→ EXERCISE DATA:
⁂
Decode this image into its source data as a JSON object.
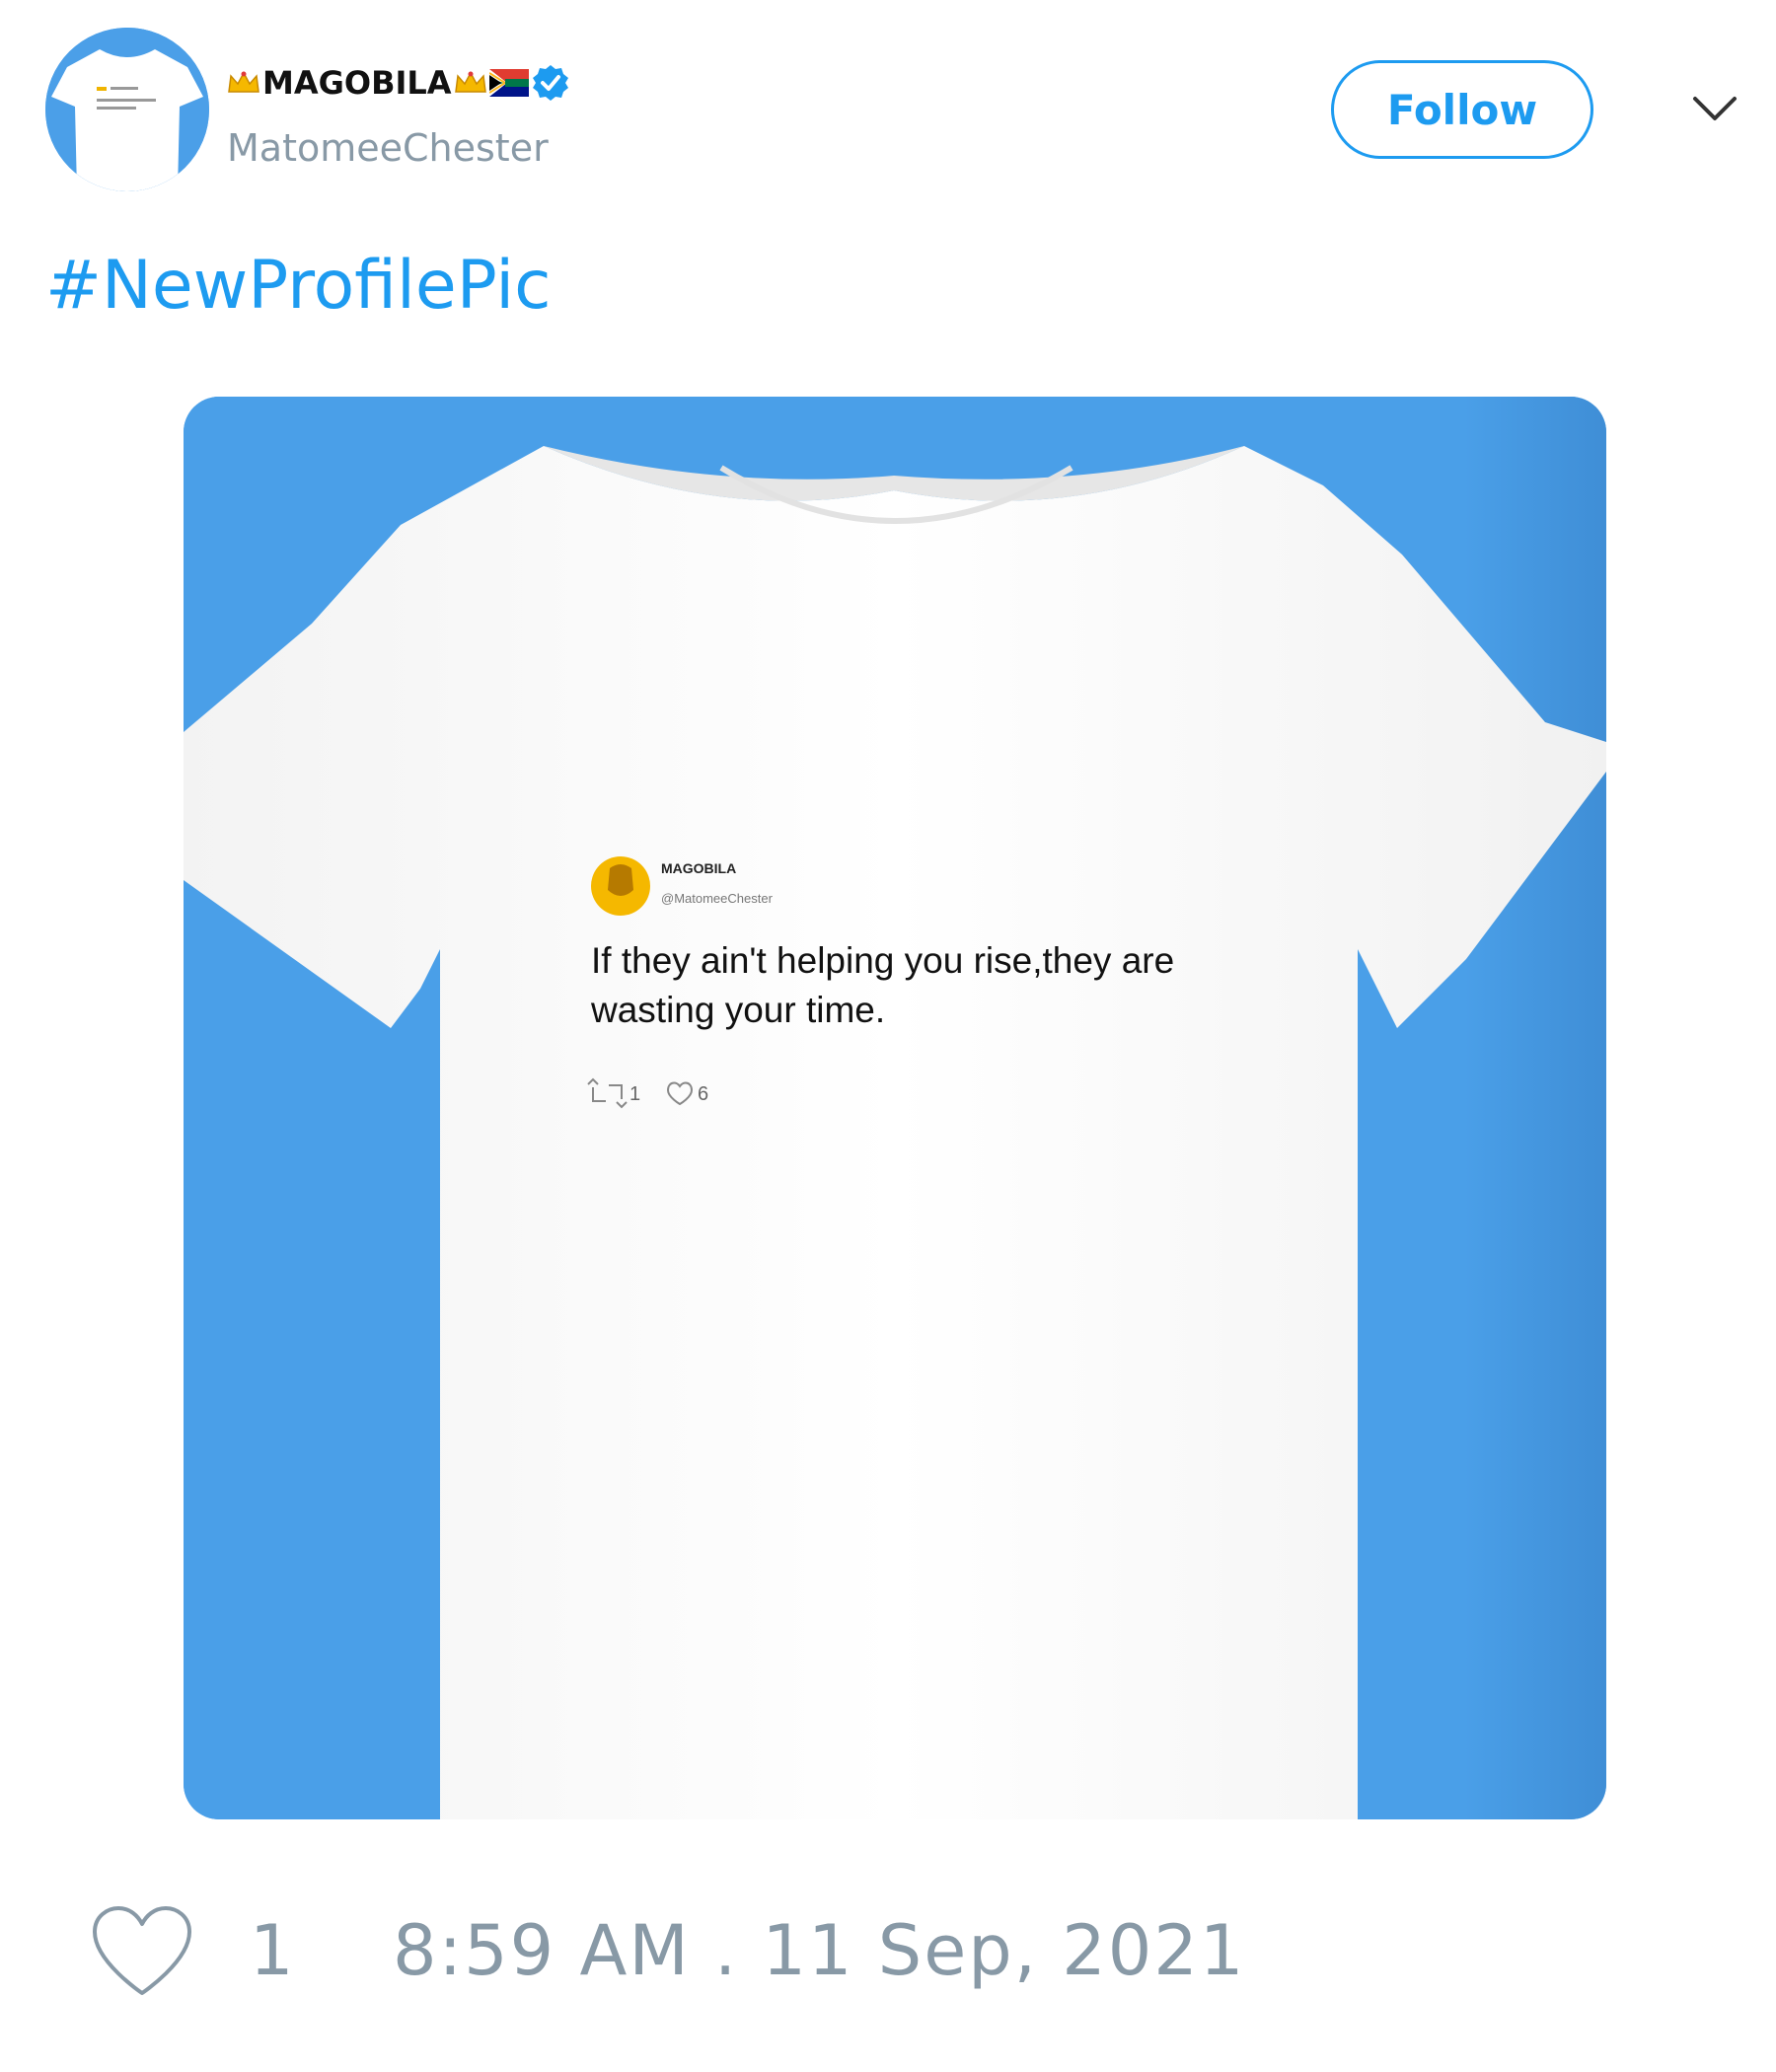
{
  "colors": {
    "accent": "#1d9bf0",
    "muted": "#8899a6",
    "media_background": "#4a9fe8",
    "verified": "#1d9bf0"
  },
  "tweet": {
    "author": {
      "display_name": "MAGOBILA",
      "handle": "MatomeeChester",
      "avatar_icon": "tshirt-avatar",
      "verified": true,
      "decorations": [
        "crown-emoji",
        "crown-emoji",
        "south-africa-flag-emoji",
        "verified-badge-icon"
      ]
    },
    "follow_label": "Follow",
    "more_icon": "chevron-down-icon",
    "text": "#NewProfilePic",
    "media": {
      "icon": "white-tshirt-photo",
      "printed_tweet": {
        "name": "MAGOBILA",
        "handle": "@MatomeeChester",
        "line1": "If they ain't helping you rise,they are",
        "line2": "wasting your time.",
        "retweets": "1",
        "likes": "6"
      }
    },
    "footer": {
      "like_icon": "heart-icon",
      "like_count": "1",
      "timestamp": "8:59 AM . 11 Sep, 2021"
    }
  }
}
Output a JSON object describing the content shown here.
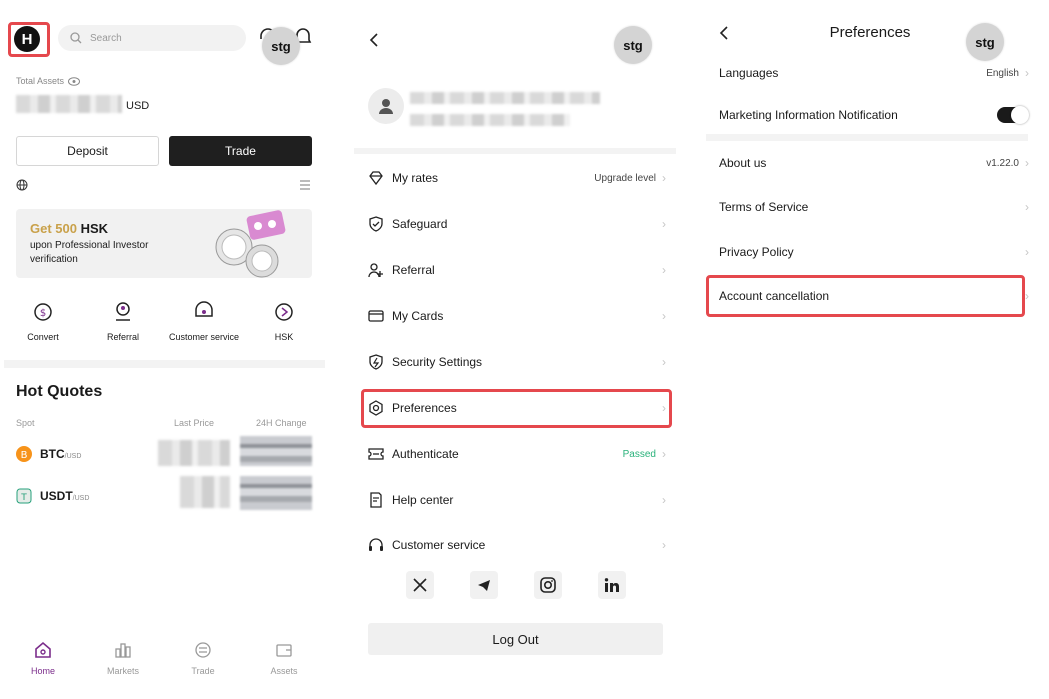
{
  "home": {
    "search_placeholder": "Search",
    "avatar_text": "stg",
    "total_assets_label": "Total Assets",
    "currency": "USD",
    "deposit_label": "Deposit",
    "trade_label": "Trade",
    "banner": {
      "headline_prefix": "Get 500",
      "headline_token": "HSK",
      "line2": "upon Professional Investor",
      "line3": "verification"
    },
    "quick_actions": [
      {
        "label": "Convert",
        "icon": "convert-icon"
      },
      {
        "label": "Referral",
        "icon": "referral-icon"
      },
      {
        "label": "Customer service",
        "icon": "customer-service-icon"
      },
      {
        "label": "HSK",
        "icon": "hsk-icon"
      }
    ],
    "hot_quotes_title": "Hot Quotes",
    "col_spot": "Spot",
    "col_last_price": "Last Price",
    "col_change": "24H Change",
    "quotes": [
      {
        "symbol": "BTC",
        "quote": "/USD",
        "color": "#f7931a"
      },
      {
        "symbol": "USDT",
        "quote": "/USD",
        "color": "#26a17b"
      }
    ],
    "nav": [
      {
        "label": "Home",
        "icon": "home-icon",
        "active": true
      },
      {
        "label": "Markets",
        "icon": "markets-icon",
        "active": false
      },
      {
        "label": "Trade",
        "icon": "trade-icon",
        "active": false
      },
      {
        "label": "Assets",
        "icon": "assets-icon",
        "active": false
      }
    ]
  },
  "account": {
    "avatar_text": "stg",
    "menu": [
      {
        "label": "My rates",
        "right": "Upgrade level",
        "icon": "diamond-icon"
      },
      {
        "label": "Safeguard",
        "right": "",
        "icon": "shield-check-icon"
      },
      {
        "label": "Referral",
        "right": "",
        "icon": "user-plus-icon"
      },
      {
        "label": "My Cards",
        "right": "",
        "icon": "card-icon"
      },
      {
        "label": "Security Settings",
        "right": "",
        "icon": "security-icon"
      },
      {
        "label": "Preferences",
        "right": "",
        "icon": "gear-hex-icon"
      },
      {
        "label": "Authenticate",
        "right": "Passed",
        "icon": "id-card-icon"
      },
      {
        "label": "Help center",
        "right": "",
        "icon": "help-doc-icon"
      },
      {
        "label": "Customer service",
        "right": "",
        "icon": "headset-icon"
      }
    ],
    "social": [
      "x-icon",
      "telegram-icon",
      "instagram-icon",
      "linkedin-icon"
    ],
    "logout_label": "Log Out",
    "passed_color": "#2ab27b"
  },
  "preferences": {
    "title": "Preferences",
    "avatar_text": "stg",
    "languages_label": "Languages",
    "languages_value": "English",
    "marketing_label": "Marketing Information Notification",
    "marketing_on": true,
    "about_label": "About us",
    "about_value": "v1.22.0",
    "terms_label": "Terms of Service",
    "privacy_label": "Privacy Policy",
    "cancel_label": "Account cancellation"
  },
  "accent_color": "#e5484d"
}
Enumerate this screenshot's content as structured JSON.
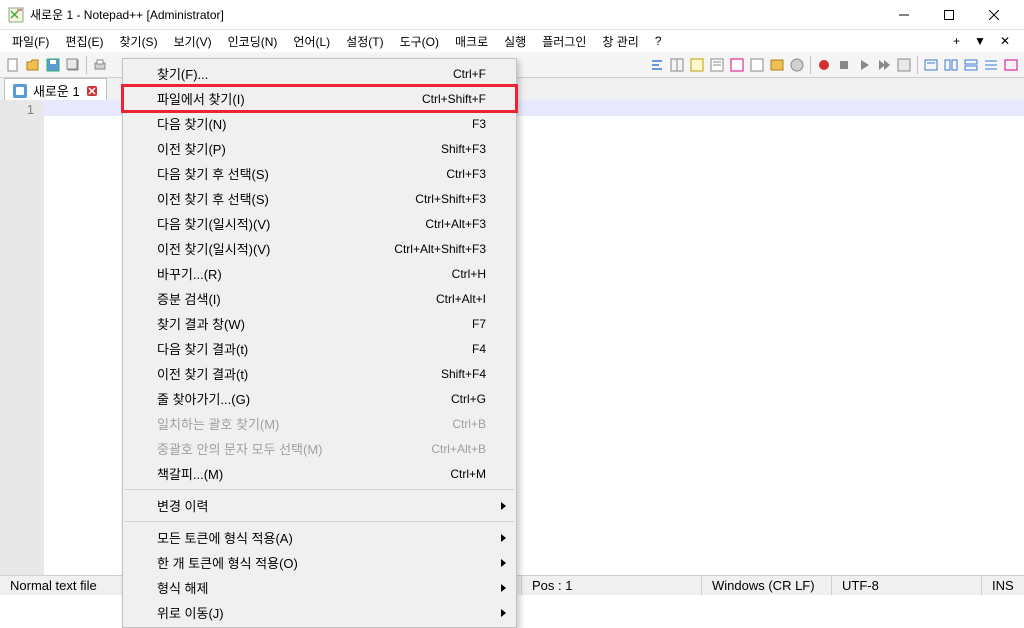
{
  "window": {
    "title": "새로운 1 - Notepad++ [Administrator]"
  },
  "menubar": {
    "items": [
      "파일(F)",
      "편집(E)",
      "찾기(S)",
      "보기(V)",
      "인코딩(N)",
      "언어(L)",
      "설정(T)",
      "도구(O)",
      "매크로",
      "실행",
      "플러그인",
      "창 관리",
      "?"
    ],
    "right": [
      "+",
      "▼",
      "✕"
    ]
  },
  "tab": {
    "label": "새로운 1"
  },
  "gutter": {
    "line1": "1"
  },
  "dropdown": {
    "items": [
      {
        "label": "찾기(F)...",
        "shortcut": "Ctrl+F",
        "type": "item"
      },
      {
        "label": "파일에서 찾기(I)",
        "shortcut": "Ctrl+Shift+F",
        "type": "item",
        "highlight": true
      },
      {
        "label": "다음 찾기(N)",
        "shortcut": "F3",
        "type": "item"
      },
      {
        "label": "이전 찾기(P)",
        "shortcut": "Shift+F3",
        "type": "item"
      },
      {
        "label": "다음 찾기 후 선택(S)",
        "shortcut": "Ctrl+F3",
        "type": "item"
      },
      {
        "label": "이전 찾기 후 선택(S)",
        "shortcut": "Ctrl+Shift+F3",
        "type": "item"
      },
      {
        "label": "다음 찾기(일시적)(V)",
        "shortcut": "Ctrl+Alt+F3",
        "type": "item"
      },
      {
        "label": "이전 찾기(일시적)(V)",
        "shortcut": "Ctrl+Alt+Shift+F3",
        "type": "item"
      },
      {
        "label": "바꾸기...(R)",
        "shortcut": "Ctrl+H",
        "type": "item"
      },
      {
        "label": "증분 검색(I)",
        "shortcut": "Ctrl+Alt+I",
        "type": "item"
      },
      {
        "label": "찾기 결과 창(W)",
        "shortcut": "F7",
        "type": "item"
      },
      {
        "label": "다음 찾기 결과(t)",
        "shortcut": "F4",
        "type": "item"
      },
      {
        "label": "이전 찾기 결과(t)",
        "shortcut": "Shift+F4",
        "type": "item"
      },
      {
        "label": "줄 찾아가기...(G)",
        "shortcut": "Ctrl+G",
        "type": "item"
      },
      {
        "label": "일치하는 괄호 찾기(M)",
        "shortcut": "Ctrl+B",
        "type": "item",
        "disabled": true
      },
      {
        "label": "중괄호 안의 문자 모두 선택(M)",
        "shortcut": "Ctrl+Alt+B",
        "type": "item",
        "disabled": true
      },
      {
        "label": "책갈피...(M)",
        "shortcut": "Ctrl+M",
        "type": "item"
      },
      {
        "type": "sep"
      },
      {
        "label": "변경 이력",
        "shortcut": "",
        "type": "sub"
      },
      {
        "type": "sep"
      },
      {
        "label": "모든 토큰에 형식 적용(A)",
        "shortcut": "",
        "type": "sub"
      },
      {
        "label": "한 개 토큰에 형식 적용(O)",
        "shortcut": "",
        "type": "sub"
      },
      {
        "label": "형식 해제",
        "shortcut": "",
        "type": "sub"
      },
      {
        "label": "위로 이동(J)",
        "shortcut": "",
        "type": "sub"
      }
    ]
  },
  "statusbar": {
    "filetype": "Normal text file",
    "pos": "Pos : 1",
    "eol": "Windows (CR LF)",
    "encoding": "UTF-8",
    "ins": "INS"
  },
  "colors": {
    "accent": "#5b9bd5",
    "highlight_border": "#e23"
  }
}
⁂
→ WHAT TO WORK ON: Set down the material above as is, without any pictures.

→ RESULT OF THE TASK:
Decode this image into its source data as a JSON object.
{
  "colors": {
    "accent": "#1d9bf0",
    "muted": "#8899a6",
    "media_background": "#4a9fe8",
    "verified": "#1d9bf0"
  },
  "tweet": {
    "author": {
      "display_name": "MAGOBILA",
      "handle": "MatomeeChester",
      "avatar_icon": "tshirt-avatar",
      "verified": true,
      "decorations": [
        "crown-emoji",
        "crown-emoji",
        "south-africa-flag-emoji",
        "verified-badge-icon"
      ]
    },
    "follow_label": "Follow",
    "more_icon": "chevron-down-icon",
    "text": "#NewProfilePic",
    "media": {
      "icon": "white-tshirt-photo",
      "printed_tweet": {
        "name": "MAGOBILA",
        "handle": "@MatomeeChester",
        "line1": "If they ain't helping you rise,they are",
        "line2": "wasting your time.",
        "retweets": "1",
        "likes": "6"
      }
    },
    "footer": {
      "like_icon": "heart-icon",
      "like_count": "1",
      "timestamp": "8:59 AM . 11 Sep, 2021"
    }
  }
}
Output a JSON object describing the content shown here.
{
  "home": {
    "search_placeholder": "Search",
    "avatar_text": "stg",
    "total_assets_label": "Total Assets",
    "currency": "USD",
    "deposit_label": "Deposit",
    "trade_label": "Trade",
    "banner": {
      "headline_prefix": "Get 500",
      "headline_token": "HSK",
      "line2": "upon Professional Investor",
      "line3": "verification"
    },
    "quick_actions": [
      {
        "label": "Convert",
        "icon": "convert-icon"
      },
      {
        "label": "Referral",
        "icon": "referral-icon"
      },
      {
        "label": "Customer service",
        "icon": "customer-service-icon"
      },
      {
        "label": "HSK",
        "icon": "hsk-icon"
      }
    ],
    "hot_quotes_title": "Hot Quotes",
    "col_spot": "Spot",
    "col_last_price": "Last Price",
    "col_change": "24H Change",
    "quotes": [
      {
        "symbol": "BTC",
        "quote": "/USD",
        "color": "#f7931a"
      },
      {
        "symbol": "USDT",
        "quote": "/USD",
        "color": "#26a17b"
      }
    ],
    "nav": [
      {
        "label": "Home",
        "icon": "home-icon",
        "active": true
      },
      {
        "label": "Markets",
        "icon": "markets-icon",
        "active": false
      },
      {
        "label": "Trade",
        "icon": "trade-icon",
        "active": false
      },
      {
        "label": "Assets",
        "icon": "assets-icon",
        "active": false
      }
    ]
  },
  "account": {
    "avatar_text": "stg",
    "menu": [
      {
        "label": "My rates",
        "right": "Upgrade level",
        "icon": "diamond-icon"
      },
      {
        "label": "Safeguard",
        "right": "",
        "icon": "shield-check-icon"
      },
      {
        "label": "Referral",
        "right": "",
        "icon": "user-plus-icon"
      },
      {
        "label": "My Cards",
        "right": "",
        "icon": "card-icon"
      },
      {
        "label": "Security Settings",
        "right": "",
        "icon": "security-icon"
      },
      {
        "label": "Preferences",
        "right": "",
        "icon": "gear-hex-icon"
      },
      {
        "label": "Authenticate",
        "right": "Passed",
        "icon": "id-card-icon"
      },
      {
        "label": "Help center",
        "right": "",
        "icon": "help-doc-icon"
      },
      {
        "label": "Customer service",
        "right": "",
        "icon": "headset-icon"
      }
    ],
    "social": [
      "x-icon",
      "telegram-icon",
      "instagram-icon",
      "linkedin-icon"
    ],
    "logout_label": "Log Out",
    "passed_color": "#2ab27b"
  },
  "preferences": {
    "title": "Preferences",
    "avatar_text": "stg",
    "languages_label": "Languages",
    "languages_value": "English",
    "marketing_label": "Marketing Information Notification",
    "marketing_on": true,
    "about_label": "About us",
    "about_value": "v1.22.0",
    "terms_label": "Terms of Service",
    "privacy_label": "Privacy Policy",
    "cancel_label": "Account cancellation"
  },
  "accent_color": "#e5484d"
}
Enumerate this screenshot's content as structured JSON.
{
  "window": {
    "title": "새로운 1 - Notepad++ [Administrator]"
  },
  "menubar": {
    "items": [
      "파일(F)",
      "편집(E)",
      "찾기(S)",
      "보기(V)",
      "인코딩(N)",
      "언어(L)",
      "설정(T)",
      "도구(O)",
      "매크로",
      "실행",
      "플러그인",
      "창 관리",
      "?"
    ],
    "right": [
      "+",
      "▼",
      "✕"
    ]
  },
  "tab": {
    "label": "새로운 1"
  },
  "gutter": {
    "line1": "1"
  },
  "dropdown": {
    "items": [
      {
        "label": "찾기(F)...",
        "shortcut": "Ctrl+F",
        "type": "item"
      },
      {
        "label": "파일에서 찾기(I)",
        "shortcut": "Ctrl+Shift+F",
        "type": "item",
        "highlight": true
      },
      {
        "label": "다음 찾기(N)",
        "shortcut": "F3",
        "type": "item"
      },
      {
        "label": "이전 찾기(P)",
        "shortcut": "Shift+F3",
        "type": "item"
      },
      {
        "label": "다음 찾기 후 선택(S)",
        "shortcut": "Ctrl+F3",
        "type": "item"
      },
      {
        "label": "이전 찾기 후 선택(S)",
        "shortcut": "Ctrl+Shift+F3",
        "type": "item"
      },
      {
        "label": "다음 찾기(일시적)(V)",
        "shortcut": "Ctrl+Alt+F3",
        "type": "item"
      },
      {
        "label": "이전 찾기(일시적)(V)",
        "shortcut": "Ctrl+Alt+Shift+F3",
        "type": "item"
      },
      {
        "label": "바꾸기...(R)",
        "shortcut": "Ctrl+H",
        "type": "item"
      },
      {
        "label": "증분 검색(I)",
        "shortcut": "Ctrl+Alt+I",
        "type": "item"
      },
      {
        "label": "찾기 결과 창(W)",
        "shortcut": "F7",
        "type": "item"
      },
      {
        "label": "다음 찾기 결과(t)",
        "shortcut": "F4",
        "type": "item"
      },
      {
        "label": "이전 찾기 결과(t)",
        "shortcut": "Shift+F4",
        "type": "item"
      },
      {
        "label": "줄 찾아가기...(G)",
        "shortcut": "Ctrl+G",
        "type": "item"
      },
      {
        "label": "일치하는 괄호 찾기(M)",
        "shortcut": "Ctrl+B",
        "type": "item",
        "disabled": true
      },
      {
        "label": "중괄호 안의 문자 모두 선택(M)",
        "shortcut": "Ctrl+Alt+B",
        "type": "item",
        "disabled": true
      },
      {
        "label": "책갈피...(M)",
        "shortcut": "Ctrl+M",
        "type": "item"
      },
      {
        "type": "sep"
      },
      {
        "label": "변경 이력",
        "shortcut": "",
        "type": "sub"
      },
      {
        "type": "sep"
      },
      {
        "label": "모든 토큰에 형식 적용(A)",
        "shortcut": "",
        "type": "sub"
      },
      {
        "label": "한 개 토큰에 형식 적용(O)",
        "shortcut": "",
        "type": "sub"
      },
      {
        "label": "형식 해제",
        "shortcut": "",
        "type": "sub"
      },
      {
        "label": "위로 이동(J)",
        "shortcut": "",
        "type": "sub"
      }
    ]
  },
  "statusbar": {
    "filetype": "Normal text file",
    "pos": "Pos : 1",
    "eol": "Windows (CR LF)",
    "encoding": "UTF-8",
    "ins": "INS"
  },
  "colors": {
    "accent": "#5b9bd5",
    "highlight_border": "#e23"
  }
}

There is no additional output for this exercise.